START

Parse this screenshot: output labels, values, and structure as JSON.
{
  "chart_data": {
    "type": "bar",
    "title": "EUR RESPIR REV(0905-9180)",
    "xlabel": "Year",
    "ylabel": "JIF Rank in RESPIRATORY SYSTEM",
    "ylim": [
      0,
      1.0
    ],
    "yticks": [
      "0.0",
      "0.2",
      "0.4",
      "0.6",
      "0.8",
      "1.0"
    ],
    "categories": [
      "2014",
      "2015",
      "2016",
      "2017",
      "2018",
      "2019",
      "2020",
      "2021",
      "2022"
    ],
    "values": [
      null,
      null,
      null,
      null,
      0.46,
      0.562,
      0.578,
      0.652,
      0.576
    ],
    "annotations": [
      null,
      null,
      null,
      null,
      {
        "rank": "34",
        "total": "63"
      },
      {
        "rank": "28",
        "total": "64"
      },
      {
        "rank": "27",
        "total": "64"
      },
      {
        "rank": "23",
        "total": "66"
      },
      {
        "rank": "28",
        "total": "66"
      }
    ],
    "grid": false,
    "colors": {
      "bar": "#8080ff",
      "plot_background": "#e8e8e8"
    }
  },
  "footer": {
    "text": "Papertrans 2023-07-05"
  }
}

END

*Your goal:*
Reproduce the data, keeping every line exactly the same.

*Task answer:*
Parse this screenshot: output labels, values, and structure as JSON.
{
  "chart_data": {
    "type": "bar",
    "title": "EUR RESPIR REV(0905-9180)",
    "xlabel": "Year",
    "ylabel": "JIF Rank in RESPIRATORY SYSTEM",
    "ylim": [
      0,
      1.0
    ],
    "yticks": [
      "0.0",
      "0.2",
      "0.4",
      "0.6",
      "0.8",
      "1.0"
    ],
    "categories": [
      "2014",
      "2015",
      "2016",
      "2017",
      "2018",
      "2019",
      "2020",
      "2021",
      "2022"
    ],
    "values": [
      null,
      null,
      null,
      null,
      0.46,
      0.562,
      0.578,
      0.652,
      0.576
    ],
    "annotations": [
      null,
      null,
      null,
      null,
      {
        "rank": "34",
        "total": "63"
      },
      {
        "rank": "28",
        "total": "64"
      },
      {
        "rank": "27",
        "total": "64"
      },
      {
        "rank": "23",
        "total": "66"
      },
      {
        "rank": "28",
        "total": "66"
      }
    ],
    "grid": false,
    "colors": {
      "bar": "#8080ff",
      "plot_background": "#e8e8e8"
    }
  },
  "footer": {
    "text": "Papertrans 2023-07-05"
  }
}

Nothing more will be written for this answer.